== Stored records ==
== == ==

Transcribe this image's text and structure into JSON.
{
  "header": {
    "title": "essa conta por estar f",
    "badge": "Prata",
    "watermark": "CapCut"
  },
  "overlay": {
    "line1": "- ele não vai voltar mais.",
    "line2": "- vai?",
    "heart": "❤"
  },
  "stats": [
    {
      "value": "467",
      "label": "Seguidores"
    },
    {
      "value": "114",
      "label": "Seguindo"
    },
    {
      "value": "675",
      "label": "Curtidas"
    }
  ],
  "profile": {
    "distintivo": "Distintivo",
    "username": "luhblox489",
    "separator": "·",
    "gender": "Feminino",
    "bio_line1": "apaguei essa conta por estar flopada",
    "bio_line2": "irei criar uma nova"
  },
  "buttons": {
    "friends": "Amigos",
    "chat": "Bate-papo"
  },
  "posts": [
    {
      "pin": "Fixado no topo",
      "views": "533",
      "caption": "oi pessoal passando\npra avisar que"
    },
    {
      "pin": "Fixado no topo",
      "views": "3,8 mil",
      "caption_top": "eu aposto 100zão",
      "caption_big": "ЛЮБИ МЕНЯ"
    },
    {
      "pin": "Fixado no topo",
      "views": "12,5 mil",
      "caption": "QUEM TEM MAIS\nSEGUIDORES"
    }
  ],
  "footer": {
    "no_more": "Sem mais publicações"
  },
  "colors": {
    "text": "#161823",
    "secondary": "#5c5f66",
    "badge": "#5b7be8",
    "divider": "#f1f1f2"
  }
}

== == ==

== YOUR TASK ==
Extract all of the material exactly as it is written.

== REPLY TO THE TASK ==
Transcribe this image's text and structure into JSON.
{
  "header": {
    "title": "essa conta por estar f",
    "badge": "Prata",
    "watermark": "CapCut"
  },
  "overlay": {
    "line1": "- ele não vai voltar mais.",
    "line2": "- vai?",
    "heart": "❤"
  },
  "stats": [
    {
      "value": "467",
      "label": "Seguidores"
    },
    {
      "value": "114",
      "label": "Seguindo"
    },
    {
      "value": "675",
      "label": "Curtidas"
    }
  ],
  "profile": {
    "distintivo": "Distintivo",
    "username": "luhblox489",
    "separator": "·",
    "gender": "Feminino",
    "bio_line1": "apaguei essa conta por estar flopada",
    "bio_line2": "irei criar uma nova"
  },
  "buttons": {
    "friends": "Amigos",
    "chat": "Bate-papo"
  },
  "posts": [
    {
      "pin": "Fixado no topo",
      "views": "533",
      "caption": "oi pessoal passando\npra avisar que"
    },
    {
      "pin": "Fixado no topo",
      "views": "3,8 mil",
      "caption_top": "eu aposto 100zão",
      "caption_big": "ЛЮБИ МЕНЯ"
    },
    {
      "pin": "Fixado no topo",
      "views": "12,5 mil",
      "caption": "QUEM TEM MAIS\nSEGUIDORES"
    }
  ],
  "footer": {
    "no_more": "Sem mais publicações"
  },
  "colors": {
    "text": "#161823",
    "secondary": "#5c5f66",
    "badge": "#5b7be8",
    "divider": "#f1f1f2"
  }
}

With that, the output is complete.